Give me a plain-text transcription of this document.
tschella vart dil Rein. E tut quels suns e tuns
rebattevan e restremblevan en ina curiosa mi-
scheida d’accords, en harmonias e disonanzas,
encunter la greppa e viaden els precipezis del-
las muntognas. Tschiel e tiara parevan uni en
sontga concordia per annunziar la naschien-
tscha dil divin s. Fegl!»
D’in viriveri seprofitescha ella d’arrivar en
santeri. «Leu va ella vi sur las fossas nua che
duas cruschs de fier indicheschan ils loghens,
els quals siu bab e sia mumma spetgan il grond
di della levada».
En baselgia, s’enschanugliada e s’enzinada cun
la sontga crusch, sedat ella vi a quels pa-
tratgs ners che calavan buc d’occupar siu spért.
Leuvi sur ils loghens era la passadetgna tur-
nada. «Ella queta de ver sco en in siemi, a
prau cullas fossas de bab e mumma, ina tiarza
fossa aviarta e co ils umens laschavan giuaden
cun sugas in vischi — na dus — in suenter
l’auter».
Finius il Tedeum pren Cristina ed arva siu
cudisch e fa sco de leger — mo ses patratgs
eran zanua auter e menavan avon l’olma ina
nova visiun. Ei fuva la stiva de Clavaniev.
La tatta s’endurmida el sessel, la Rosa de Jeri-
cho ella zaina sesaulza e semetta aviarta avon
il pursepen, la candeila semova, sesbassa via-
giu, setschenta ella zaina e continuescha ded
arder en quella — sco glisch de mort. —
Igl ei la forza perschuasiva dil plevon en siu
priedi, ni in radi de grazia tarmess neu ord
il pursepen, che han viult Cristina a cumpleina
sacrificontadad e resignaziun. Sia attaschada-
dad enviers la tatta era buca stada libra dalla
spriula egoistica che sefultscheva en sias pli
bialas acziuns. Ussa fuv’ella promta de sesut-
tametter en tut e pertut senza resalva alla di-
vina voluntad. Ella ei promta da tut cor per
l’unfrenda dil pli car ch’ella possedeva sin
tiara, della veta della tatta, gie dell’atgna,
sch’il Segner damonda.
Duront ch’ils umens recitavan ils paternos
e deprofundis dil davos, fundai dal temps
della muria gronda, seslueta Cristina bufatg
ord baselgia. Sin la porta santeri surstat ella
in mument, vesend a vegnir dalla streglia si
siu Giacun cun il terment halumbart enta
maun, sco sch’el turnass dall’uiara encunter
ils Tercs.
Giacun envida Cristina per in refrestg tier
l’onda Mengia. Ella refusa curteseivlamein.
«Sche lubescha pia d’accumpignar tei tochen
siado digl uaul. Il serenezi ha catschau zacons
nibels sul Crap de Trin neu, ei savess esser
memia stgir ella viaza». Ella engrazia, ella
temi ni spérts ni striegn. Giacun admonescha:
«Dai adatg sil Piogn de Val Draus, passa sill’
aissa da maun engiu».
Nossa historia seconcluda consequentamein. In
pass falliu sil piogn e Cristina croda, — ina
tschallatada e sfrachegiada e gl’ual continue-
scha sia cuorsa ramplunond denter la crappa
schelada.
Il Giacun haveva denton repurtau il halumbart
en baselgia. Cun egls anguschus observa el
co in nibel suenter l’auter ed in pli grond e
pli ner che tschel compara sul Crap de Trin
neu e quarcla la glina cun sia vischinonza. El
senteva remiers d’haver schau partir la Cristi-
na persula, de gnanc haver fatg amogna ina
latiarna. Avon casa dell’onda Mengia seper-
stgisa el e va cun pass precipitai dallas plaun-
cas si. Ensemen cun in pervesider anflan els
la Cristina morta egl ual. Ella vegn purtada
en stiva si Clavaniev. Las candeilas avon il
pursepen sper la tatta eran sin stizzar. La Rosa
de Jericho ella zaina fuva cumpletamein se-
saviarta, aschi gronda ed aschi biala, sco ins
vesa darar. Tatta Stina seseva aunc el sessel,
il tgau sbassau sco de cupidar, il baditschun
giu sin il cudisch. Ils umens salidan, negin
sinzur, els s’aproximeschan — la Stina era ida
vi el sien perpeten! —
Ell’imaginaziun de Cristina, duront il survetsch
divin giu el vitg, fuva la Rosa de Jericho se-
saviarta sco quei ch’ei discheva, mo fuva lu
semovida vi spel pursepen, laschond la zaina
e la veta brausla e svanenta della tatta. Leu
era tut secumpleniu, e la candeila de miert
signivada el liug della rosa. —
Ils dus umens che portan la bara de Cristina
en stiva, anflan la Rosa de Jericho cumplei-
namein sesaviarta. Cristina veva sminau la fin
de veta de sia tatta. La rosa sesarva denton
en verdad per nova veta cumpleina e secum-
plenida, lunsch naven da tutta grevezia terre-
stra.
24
=====
**YOUR INSTRUCTIONS**: Tell how many lines of the material above hold "eran", answering with a bare number.

**IN RESPONSE**: 2